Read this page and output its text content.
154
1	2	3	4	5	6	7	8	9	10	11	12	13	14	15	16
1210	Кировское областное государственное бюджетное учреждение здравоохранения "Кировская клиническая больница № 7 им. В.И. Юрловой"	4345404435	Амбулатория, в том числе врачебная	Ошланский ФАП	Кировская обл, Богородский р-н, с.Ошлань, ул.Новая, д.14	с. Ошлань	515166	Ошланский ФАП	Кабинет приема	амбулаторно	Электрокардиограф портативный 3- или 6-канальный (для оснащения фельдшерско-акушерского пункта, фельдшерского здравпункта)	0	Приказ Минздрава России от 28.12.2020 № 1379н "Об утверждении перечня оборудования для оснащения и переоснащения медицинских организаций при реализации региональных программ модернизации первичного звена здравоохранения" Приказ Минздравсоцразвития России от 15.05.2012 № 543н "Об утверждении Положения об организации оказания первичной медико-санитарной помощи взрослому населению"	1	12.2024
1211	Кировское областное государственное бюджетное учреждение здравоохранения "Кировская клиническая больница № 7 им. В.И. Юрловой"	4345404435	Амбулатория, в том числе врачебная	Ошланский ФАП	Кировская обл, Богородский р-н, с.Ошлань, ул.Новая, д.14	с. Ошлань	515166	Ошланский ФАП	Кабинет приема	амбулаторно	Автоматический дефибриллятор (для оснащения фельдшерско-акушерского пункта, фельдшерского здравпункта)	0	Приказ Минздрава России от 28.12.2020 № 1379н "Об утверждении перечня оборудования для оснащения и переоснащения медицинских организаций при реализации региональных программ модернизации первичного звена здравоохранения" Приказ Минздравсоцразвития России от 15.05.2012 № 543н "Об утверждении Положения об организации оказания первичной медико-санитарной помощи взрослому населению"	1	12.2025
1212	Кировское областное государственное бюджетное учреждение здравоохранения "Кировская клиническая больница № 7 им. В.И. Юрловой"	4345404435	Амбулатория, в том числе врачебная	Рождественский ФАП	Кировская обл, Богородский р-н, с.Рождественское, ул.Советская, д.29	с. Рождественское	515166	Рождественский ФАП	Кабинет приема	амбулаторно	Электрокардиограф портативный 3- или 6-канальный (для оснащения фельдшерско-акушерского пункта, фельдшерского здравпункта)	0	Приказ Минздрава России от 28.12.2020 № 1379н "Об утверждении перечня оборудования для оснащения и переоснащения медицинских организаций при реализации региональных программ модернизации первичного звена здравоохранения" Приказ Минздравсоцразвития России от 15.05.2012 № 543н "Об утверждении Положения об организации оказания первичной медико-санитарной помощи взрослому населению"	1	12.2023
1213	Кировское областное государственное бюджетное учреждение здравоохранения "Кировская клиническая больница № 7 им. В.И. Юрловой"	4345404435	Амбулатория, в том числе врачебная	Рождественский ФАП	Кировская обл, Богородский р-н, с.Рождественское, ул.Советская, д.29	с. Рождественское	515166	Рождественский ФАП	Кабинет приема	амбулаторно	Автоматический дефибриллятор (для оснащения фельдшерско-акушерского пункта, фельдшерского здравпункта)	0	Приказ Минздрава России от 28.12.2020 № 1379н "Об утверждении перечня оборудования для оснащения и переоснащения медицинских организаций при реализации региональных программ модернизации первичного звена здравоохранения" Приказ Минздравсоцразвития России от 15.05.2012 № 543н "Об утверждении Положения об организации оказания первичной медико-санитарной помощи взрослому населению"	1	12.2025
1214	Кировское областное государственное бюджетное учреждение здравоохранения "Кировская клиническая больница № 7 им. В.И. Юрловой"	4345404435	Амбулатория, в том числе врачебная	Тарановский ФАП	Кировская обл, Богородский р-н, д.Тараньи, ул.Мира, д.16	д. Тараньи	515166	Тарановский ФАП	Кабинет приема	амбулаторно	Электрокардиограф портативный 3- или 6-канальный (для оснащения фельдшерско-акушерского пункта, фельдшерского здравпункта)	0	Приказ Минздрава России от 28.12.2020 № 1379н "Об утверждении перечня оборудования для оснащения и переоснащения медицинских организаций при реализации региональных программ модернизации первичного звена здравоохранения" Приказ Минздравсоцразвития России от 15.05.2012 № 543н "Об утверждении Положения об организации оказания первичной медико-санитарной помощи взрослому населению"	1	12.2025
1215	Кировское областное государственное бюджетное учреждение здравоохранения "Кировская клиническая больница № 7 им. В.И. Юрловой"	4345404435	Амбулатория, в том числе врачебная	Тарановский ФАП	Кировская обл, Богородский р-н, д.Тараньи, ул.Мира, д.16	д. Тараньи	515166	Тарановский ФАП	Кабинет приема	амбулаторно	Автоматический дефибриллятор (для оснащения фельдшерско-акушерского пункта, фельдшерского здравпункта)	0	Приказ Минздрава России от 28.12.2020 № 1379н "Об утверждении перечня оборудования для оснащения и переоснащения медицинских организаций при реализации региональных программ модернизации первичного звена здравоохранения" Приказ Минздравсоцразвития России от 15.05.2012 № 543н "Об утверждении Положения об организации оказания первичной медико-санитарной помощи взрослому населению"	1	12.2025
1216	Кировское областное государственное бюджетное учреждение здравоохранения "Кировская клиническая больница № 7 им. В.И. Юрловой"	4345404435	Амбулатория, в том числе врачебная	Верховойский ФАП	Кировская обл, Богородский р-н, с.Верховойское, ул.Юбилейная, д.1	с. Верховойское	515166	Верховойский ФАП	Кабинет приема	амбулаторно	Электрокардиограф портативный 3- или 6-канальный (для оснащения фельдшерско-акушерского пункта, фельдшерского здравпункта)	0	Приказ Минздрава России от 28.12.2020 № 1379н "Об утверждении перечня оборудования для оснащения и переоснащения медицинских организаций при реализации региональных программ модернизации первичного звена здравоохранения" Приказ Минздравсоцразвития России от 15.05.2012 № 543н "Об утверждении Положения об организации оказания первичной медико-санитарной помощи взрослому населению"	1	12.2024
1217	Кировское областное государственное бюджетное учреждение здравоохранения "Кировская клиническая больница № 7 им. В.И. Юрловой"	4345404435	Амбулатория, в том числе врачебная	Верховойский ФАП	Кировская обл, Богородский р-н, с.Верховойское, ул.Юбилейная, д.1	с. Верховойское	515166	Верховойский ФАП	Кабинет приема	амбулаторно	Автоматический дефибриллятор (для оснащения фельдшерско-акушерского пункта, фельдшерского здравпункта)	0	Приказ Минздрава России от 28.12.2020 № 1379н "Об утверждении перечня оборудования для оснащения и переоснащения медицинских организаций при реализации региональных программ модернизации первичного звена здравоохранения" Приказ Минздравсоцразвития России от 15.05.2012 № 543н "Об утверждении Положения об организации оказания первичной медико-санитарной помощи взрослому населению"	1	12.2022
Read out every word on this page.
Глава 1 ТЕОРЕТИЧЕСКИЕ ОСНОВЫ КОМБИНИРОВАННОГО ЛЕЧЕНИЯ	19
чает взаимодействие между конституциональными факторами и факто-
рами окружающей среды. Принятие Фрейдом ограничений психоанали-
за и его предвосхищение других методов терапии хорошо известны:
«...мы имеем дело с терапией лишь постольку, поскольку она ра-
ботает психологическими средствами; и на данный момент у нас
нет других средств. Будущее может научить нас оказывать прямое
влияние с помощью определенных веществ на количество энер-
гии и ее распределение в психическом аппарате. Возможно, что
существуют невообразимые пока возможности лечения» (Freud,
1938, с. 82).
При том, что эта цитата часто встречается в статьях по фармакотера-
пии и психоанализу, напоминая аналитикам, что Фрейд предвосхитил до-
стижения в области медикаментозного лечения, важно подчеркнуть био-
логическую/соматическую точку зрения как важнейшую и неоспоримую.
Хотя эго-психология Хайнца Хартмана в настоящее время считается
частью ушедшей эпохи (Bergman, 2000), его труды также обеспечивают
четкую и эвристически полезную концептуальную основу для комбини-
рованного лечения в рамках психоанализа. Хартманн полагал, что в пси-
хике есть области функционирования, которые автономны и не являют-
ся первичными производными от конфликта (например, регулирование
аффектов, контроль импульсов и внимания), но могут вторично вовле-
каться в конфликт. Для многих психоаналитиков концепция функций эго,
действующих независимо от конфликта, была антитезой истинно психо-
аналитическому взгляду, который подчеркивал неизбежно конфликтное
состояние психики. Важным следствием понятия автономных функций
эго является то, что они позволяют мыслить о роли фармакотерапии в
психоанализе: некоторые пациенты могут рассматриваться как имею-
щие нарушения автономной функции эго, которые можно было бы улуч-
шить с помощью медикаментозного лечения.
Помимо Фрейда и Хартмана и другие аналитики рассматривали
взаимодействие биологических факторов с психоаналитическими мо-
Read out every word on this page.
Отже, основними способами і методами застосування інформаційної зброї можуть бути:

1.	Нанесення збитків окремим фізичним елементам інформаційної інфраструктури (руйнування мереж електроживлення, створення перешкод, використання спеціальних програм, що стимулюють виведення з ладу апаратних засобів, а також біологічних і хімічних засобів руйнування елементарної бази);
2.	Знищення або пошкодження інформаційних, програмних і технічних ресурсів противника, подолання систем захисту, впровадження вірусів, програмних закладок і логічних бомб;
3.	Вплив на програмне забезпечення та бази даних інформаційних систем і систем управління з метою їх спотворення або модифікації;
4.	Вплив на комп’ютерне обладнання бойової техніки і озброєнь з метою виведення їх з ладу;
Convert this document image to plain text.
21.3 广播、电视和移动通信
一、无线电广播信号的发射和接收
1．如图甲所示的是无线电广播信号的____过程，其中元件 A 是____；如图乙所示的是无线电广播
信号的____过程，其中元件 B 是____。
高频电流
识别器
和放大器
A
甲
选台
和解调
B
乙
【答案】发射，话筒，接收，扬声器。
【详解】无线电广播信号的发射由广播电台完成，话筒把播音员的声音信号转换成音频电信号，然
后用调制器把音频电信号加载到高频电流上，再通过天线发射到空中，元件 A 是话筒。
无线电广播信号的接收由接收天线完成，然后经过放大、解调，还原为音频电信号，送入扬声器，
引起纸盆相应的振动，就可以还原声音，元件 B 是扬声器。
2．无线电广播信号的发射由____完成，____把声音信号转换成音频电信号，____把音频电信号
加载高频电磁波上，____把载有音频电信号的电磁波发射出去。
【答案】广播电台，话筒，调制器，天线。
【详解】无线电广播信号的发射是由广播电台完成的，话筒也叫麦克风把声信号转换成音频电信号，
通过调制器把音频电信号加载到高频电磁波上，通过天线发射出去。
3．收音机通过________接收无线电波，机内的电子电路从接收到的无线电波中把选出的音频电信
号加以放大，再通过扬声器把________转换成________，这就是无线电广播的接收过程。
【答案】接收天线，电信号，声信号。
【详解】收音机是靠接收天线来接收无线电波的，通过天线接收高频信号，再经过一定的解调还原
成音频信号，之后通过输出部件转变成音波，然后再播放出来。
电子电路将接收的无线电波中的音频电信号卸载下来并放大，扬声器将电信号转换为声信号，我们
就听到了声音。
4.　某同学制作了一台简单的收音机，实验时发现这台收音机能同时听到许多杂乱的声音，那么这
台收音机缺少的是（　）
-=-=-=-=-
> Exercise prompt
Identify each line of the material where the word "text" shows up, and copy it.

> Task answer
Read this page and output its text content.
Convert this document image to plain text.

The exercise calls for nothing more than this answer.